(Dataset excerpt)
━━━━━━━━

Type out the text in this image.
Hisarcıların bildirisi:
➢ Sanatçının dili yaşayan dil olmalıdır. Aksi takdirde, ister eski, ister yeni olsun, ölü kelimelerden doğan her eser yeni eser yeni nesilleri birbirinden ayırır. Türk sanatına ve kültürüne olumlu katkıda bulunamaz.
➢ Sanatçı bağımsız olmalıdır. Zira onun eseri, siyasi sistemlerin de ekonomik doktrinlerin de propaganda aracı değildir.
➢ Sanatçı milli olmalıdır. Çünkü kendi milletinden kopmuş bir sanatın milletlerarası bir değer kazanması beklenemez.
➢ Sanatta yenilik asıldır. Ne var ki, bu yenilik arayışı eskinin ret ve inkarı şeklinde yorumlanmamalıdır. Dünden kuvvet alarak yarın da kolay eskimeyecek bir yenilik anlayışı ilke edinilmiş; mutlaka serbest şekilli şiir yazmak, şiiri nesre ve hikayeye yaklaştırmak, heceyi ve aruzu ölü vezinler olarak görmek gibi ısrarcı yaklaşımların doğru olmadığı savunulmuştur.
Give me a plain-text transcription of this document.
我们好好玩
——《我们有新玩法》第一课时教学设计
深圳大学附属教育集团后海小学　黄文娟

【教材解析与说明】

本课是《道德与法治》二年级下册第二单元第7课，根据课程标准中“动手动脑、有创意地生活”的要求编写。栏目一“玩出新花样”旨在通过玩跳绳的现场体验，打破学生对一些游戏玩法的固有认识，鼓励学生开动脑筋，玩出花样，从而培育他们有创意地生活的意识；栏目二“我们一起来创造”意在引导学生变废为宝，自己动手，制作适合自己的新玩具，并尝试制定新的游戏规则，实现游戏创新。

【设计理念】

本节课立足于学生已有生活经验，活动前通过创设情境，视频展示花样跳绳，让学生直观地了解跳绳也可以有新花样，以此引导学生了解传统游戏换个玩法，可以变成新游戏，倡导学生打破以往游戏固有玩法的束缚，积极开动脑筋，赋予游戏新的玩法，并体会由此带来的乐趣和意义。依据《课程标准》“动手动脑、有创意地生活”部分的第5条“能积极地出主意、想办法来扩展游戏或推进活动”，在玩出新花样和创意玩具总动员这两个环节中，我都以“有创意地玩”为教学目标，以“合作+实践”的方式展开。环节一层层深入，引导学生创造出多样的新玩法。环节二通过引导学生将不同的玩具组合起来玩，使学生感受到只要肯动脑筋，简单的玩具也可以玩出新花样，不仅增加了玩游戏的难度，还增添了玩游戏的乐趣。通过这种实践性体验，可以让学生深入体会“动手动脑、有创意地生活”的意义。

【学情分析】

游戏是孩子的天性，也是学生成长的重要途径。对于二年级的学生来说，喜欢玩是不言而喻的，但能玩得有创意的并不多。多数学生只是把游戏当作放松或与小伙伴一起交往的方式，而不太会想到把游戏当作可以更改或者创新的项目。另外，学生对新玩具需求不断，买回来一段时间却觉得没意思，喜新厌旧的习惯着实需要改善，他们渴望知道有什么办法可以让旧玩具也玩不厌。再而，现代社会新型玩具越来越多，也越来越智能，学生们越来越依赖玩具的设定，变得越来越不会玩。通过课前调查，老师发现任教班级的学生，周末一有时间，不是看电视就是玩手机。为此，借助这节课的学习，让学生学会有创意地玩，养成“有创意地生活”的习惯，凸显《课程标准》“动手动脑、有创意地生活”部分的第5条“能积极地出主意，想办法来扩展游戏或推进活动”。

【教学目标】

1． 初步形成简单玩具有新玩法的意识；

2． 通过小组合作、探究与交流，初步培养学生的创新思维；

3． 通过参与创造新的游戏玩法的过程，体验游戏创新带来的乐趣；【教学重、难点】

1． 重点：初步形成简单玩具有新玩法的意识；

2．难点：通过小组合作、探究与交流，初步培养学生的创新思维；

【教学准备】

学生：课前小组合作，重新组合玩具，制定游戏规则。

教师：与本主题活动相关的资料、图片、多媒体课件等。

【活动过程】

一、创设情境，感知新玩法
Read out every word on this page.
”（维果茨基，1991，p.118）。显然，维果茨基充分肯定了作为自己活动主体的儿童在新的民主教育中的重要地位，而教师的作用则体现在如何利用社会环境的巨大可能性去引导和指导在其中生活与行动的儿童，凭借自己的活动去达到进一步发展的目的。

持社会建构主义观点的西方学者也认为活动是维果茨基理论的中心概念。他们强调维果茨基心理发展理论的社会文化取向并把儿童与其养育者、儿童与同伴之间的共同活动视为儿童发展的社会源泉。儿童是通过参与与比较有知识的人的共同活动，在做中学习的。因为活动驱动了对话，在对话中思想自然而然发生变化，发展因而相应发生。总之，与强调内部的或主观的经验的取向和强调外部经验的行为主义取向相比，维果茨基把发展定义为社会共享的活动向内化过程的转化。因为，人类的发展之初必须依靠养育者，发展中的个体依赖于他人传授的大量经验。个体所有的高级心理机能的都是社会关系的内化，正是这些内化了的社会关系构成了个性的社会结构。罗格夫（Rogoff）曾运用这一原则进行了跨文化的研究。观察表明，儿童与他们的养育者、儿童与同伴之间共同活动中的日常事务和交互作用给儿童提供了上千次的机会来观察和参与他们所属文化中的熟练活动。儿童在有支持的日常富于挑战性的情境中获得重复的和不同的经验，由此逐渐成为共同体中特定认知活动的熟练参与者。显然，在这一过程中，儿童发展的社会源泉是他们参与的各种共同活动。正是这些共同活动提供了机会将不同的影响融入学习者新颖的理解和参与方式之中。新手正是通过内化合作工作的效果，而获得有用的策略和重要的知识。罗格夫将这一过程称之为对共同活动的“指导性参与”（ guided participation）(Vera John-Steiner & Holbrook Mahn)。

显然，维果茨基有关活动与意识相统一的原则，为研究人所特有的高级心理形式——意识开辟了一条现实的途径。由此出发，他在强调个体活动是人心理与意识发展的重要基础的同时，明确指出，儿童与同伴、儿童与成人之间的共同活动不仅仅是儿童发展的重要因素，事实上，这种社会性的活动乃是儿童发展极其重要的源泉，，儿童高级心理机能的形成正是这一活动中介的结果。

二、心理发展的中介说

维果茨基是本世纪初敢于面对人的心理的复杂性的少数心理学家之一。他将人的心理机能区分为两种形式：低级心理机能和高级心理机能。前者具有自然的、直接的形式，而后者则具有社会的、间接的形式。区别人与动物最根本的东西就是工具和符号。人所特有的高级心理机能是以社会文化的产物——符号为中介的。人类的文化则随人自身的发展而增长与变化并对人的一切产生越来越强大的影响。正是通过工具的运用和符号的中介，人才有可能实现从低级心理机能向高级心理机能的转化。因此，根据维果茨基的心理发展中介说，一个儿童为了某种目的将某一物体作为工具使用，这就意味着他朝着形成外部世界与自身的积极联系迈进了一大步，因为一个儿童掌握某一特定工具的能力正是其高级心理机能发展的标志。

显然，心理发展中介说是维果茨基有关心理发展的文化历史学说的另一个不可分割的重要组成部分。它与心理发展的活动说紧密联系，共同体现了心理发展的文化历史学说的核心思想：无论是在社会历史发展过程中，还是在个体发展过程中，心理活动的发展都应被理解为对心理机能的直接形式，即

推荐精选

━━━━━━━━

> **Task objective**
Extract each line from the listing above, please, and repeat it exactly.

> **Problem solution**
Type out the text in this image.
Hisarcıların bildirisi:
➢ Sanatçının dili yaşayan dil olmalıdır. Aksi takdirde, ister eski, ister yeni olsun, ölü kelimelerden doğan her eser yeni eser yeni nesilleri birbirinden ayırır. Türk sanatına ve kültürüne olumlu katkıda bulunamaz.
➢ Sanatçı bağımsız olmalıdır. Zira onun eseri, siyasi sistemlerin de ekonomik doktrinlerin de propaganda aracı değildir.
➢ Sanatçı milli olmalıdır. Çünkü kendi milletinden kopmuş bir sanatın milletlerarası bir değer kazanması beklenemez.
➢ Sanatta yenilik asıldır. Ne var ki, bu yenilik arayışı eskinin ret ve inkarı şeklinde yorumlanmamalıdır. Dünden kuvvet alarak yarın da kolay eskimeyecek bir yenilik anlayışı ilke edinilmiş; mutlaka serbest şekilli şiir yazmak, şiiri nesre ve hikayeye yaklaştırmak, heceyi ve aruzu ölü vezinler olarak görmek gibi ısrarcı yaklaşımların doğru olmadığı savunulmuştur.
Give me a plain-text transcription of this document.
我们好好玩
——《我们有新玩法》第一课时教学设计
深圳大学附属教育集团后海小学　黄文娟

【教材解析与说明】

本课是《道德与法治》二年级下册第二单元第7课，根据课程标准中“动手动脑、有创意地生活”的要求编写。栏目一“玩出新花样”旨在通过玩跳绳的现场体验，打破学生对一些游戏玩法的固有认识，鼓励学生开动脑筋，玩出花样，从而培育他们有创意地生活的意识；栏目二“我们一起来创造”意在引导学生变废为宝，自己动手，制作适合自己的新玩具，并尝试制定新的游戏规则，实现游戏创新。

【设计理念】

本节课立足于学生已有生活经验，活动前通过创设情境，视频展示花样跳绳，让学生直观地了解跳绳也可以有新花样，以此引导学生了解传统游戏换个玩法，可以变成新游戏，倡导学生打破以往游戏固有玩法的束缚，积极开动脑筋，赋予游戏新的玩法，并体会由此带来的乐趣和意义。依据《课程标准》“动手动脑、有创意地生活”部分的第5条“能积极地出主意、想办法来扩展游戏或推进活动”，在玩出新花样和创意玩具总动员这两个环节中，我都以“有创意地玩”为教学目标，以“合作+实践”的方式展开。环节一层层深入，引导学生创造出多样的新玩法。环节二通过引导学生将不同的玩具组合起来玩，使学生感受到只要肯动脑筋，简单的玩具也可以玩出新花样，不仅增加了玩游戏的难度，还增添了玩游戏的乐趣。通过这种实践性体验，可以让学生深入体会“动手动脑、有创意地生活”的意义。

【学情分析】

游戏是孩子的天性，也是学生成长的重要途径。对于二年级的学生来说，喜欢玩是不言而喻的，但能玩得有创意的并不多。多数学生只是把游戏当作放松或与小伙伴一起交往的方式，而不太会想到把游戏当作可以更改或者创新的项目。另外，学生对新玩具需求不断，买回来一段时间却觉得没意思，喜新厌旧的习惯着实需要改善，他们渴望知道有什么办法可以让旧玩具也玩不厌。再而，现代社会新型玩具越来越多，也越来越智能，学生们越来越依赖玩具的设定，变得越来越不会玩。通过课前调查，老师发现任教班级的学生，周末一有时间，不是看电视就是玩手机。为此，借助这节课的学习，让学生学会有创意地玩，养成“有创意地生活”的习惯，凸显《课程标准》“动手动脑、有创意地生活”部分的第5条“能积极地出主意，想办法来扩展游戏或推进活动”。

【教学目标】

1． 初步形成简单玩具有新玩法的意识；

2． 通过小组合作、探究与交流，初步培养学生的创新思维；

3． 通过参与创造新的游戏玩法的过程，体验游戏创新带来的乐趣；【教学重、难点】

1． 重点：初步形成简单玩具有新玩法的意识；

2．难点：通过小组合作、探究与交流，初步培养学生的创新思维；

【教学准备】

学生：课前小组合作，重新组合玩具，制定游戏规则。

教师：与本主题活动相关的资料、图片、多媒体课件等。

【活动过程】

一、创设情境，感知新玩法
Read out every word on this page.
”（维果茨基，1991，p.118）。显然，维果茨基充分肯定了作为自己活动主体的儿童在新的民主教育中的重要地位，而教师的作用则体现在如何利用社会环境的巨大可能性去引导和指导在其中生活与行动的儿童，凭借自己的活动去达到进一步发展的目的。

持社会建构主义观点的西方学者也认为活动是维果茨基理论的中心概念。他们强调维果茨基心理发展理论的社会文化取向并把儿童与其养育者、儿童与同伴之间的共同活动视为儿童发展的社会源泉。儿童是通过参与与比较有知识的人的共同活动，在做中学习的。因为活动驱动了对话，在对话中思想自然而然发生变化，发展因而相应发生。总之，与强调内部的或主观的经验的取向和强调外部经验的行为主义取向相比，维果茨基把发展定义为社会共享的活动向内化过程的转化。因为，人类的发展之初必须依靠养育者，发展中的个体依赖于他人传授的大量经验。个体所有的高级心理机能的都是社会关系的内化，正是这些内化了的社会关系构成了个性的社会结构。罗格夫（Rogoff）曾运用这一原则进行了跨文化的研究。观察表明，儿童与他们的养育者、儿童与同伴之间共同活动中的日常事务和交互作用给儿童提供了上千次的机会来观察和参与他们所属文化中的熟练活动。儿童在有支持的日常富于挑战性的情境中获得重复的和不同的经验，由此逐渐成为共同体中特定认知活动的熟练参与者。显然，在这一过程中，儿童发展的社会源泉是他们参与的各种共同活动。正是这些共同活动提供了机会将不同的影响融入学习者新颖的理解和参与方式之中。新手正是通过内化合作工作的效果，而获得有用的策略和重要的知识。罗格夫将这一过程称之为对共同活动的“指导性参与”（ guided participation）(Vera John-Steiner & Holbrook Mahn)。

显然，维果茨基有关活动与意识相统一的原则，为研究人所特有的高级心理形式——意识开辟了一条现实的途径。由此出发，他在强调个体活动是人心理与意识发展的重要基础的同时，明确指出，儿童与同伴、儿童与成人之间的共同活动不仅仅是儿童发展的重要因素，事实上，这种社会性的活动乃是儿童发展极其重要的源泉，，儿童高级心理机能的形成正是这一活动中介的结果。

二、心理发展的中介说

维果茨基是本世纪初敢于面对人的心理的复杂性的少数心理学家之一。他将人的心理机能区分为两种形式：低级心理机能和高级心理机能。前者具有自然的、直接的形式，而后者则具有社会的、间接的形式。区别人与动物最根本的东西就是工具和符号。人所特有的高级心理机能是以社会文化的产物——符号为中介的。人类的文化则随人自身的发展而增长与变化并对人的一切产生越来越强大的影响。正是通过工具的运用和符号的中介，人才有可能实现从低级心理机能向高级心理机能的转化。因此，根据维果茨基的心理发展中介说，一个儿童为了某种目的将某一物体作为工具使用，这就意味着他朝着形成外部世界与自身的积极联系迈进了一大步，因为一个儿童掌握某一特定工具的能力正是其高级心理机能发展的标志。

显然，心理发展中介说是维果茨基有关心理发展的文化历史学说的另一个不可分割的重要组成部分。它与心理发展的活动说紧密联系，共同体现了心理发展的文化历史学说的核心思想：无论是在社会历史发展过程中，还是在个体发展过程中，心理活动的发展都应被理解为对心理机能的直接形式，即

推荐精选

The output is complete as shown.